■ **Stated task**
Retype all the records with nothing changed.

Saved data entries
^^^^^^^^^^^^^^^^

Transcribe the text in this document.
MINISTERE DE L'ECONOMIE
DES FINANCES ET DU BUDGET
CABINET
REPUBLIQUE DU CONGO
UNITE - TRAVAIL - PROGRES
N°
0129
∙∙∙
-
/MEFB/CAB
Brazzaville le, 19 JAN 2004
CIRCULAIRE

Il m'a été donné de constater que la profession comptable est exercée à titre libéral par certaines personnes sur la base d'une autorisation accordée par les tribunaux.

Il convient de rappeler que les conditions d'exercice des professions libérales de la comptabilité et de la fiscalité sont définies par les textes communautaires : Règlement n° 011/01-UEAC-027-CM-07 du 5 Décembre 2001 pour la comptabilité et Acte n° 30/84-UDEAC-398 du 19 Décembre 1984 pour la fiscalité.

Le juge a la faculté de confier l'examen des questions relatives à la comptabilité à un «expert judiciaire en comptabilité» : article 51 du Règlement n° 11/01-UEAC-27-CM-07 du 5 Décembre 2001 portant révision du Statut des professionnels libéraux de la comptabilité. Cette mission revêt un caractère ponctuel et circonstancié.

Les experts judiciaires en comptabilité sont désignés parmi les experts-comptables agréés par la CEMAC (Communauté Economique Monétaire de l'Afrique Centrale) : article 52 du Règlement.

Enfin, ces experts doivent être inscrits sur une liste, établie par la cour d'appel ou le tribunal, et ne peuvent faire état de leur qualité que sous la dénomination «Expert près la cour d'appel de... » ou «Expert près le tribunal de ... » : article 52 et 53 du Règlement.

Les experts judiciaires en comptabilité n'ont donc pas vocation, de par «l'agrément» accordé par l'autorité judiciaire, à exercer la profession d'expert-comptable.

^^^^^^^^^^^^^^^^

■ **Task output**
Transcribe the text in this document.
MINISTERE DE L'ECONOMIE
DES FINANCES ET DU BUDGET
CABINET
REPUBLIQUE DU CONGO
UNITE - TRAVAIL - PROGRES
N°
0129
∙∙∙
-
/MEFB/CAB
Brazzaville le, 19 JAN 2004
CIRCULAIRE

Il m'a été donné de constater que la profession comptable est exercée à titre libéral par certaines personnes sur la base d'une autorisation accordée par les tribunaux.

Il convient de rappeler que les conditions d'exercice des professions libérales de la comptabilité et de la fiscalité sont définies par les textes communautaires : Règlement n° 011/01-UEAC-027-CM-07 du 5 Décembre 2001 pour la comptabilité et Acte n° 30/84-UDEAC-398 du 19 Décembre 1984 pour la fiscalité.

Le juge a la faculté de confier l'examen des questions relatives à la comptabilité à un «expert judiciaire en comptabilité» : article 51 du Règlement n° 11/01-UEAC-27-CM-07 du 5 Décembre 2001 portant révision du Statut des professionnels libéraux de la comptabilité. Cette mission revêt un caractère ponctuel et circonstancié.

Les experts judiciaires en comptabilité sont désignés parmi les experts-comptables agréés par la CEMAC (Communauté Economique Monétaire de l'Afrique Centrale) : article 52 du Règlement.

Enfin, ces experts doivent être inscrits sur une liste, établie par la cour d'appel ou le tribunal, et ne peuvent faire état de leur qualité que sous la dénomination «Expert près la cour d'appel de... » ou «Expert près le tribunal de ... » : article 52 et 53 du Règlement.

Les experts judiciaires en comptabilité n'ont donc pas vocation, de par «l'agrément» accordé par l'autorité judiciaire, à exercer la profession d'expert-comptable.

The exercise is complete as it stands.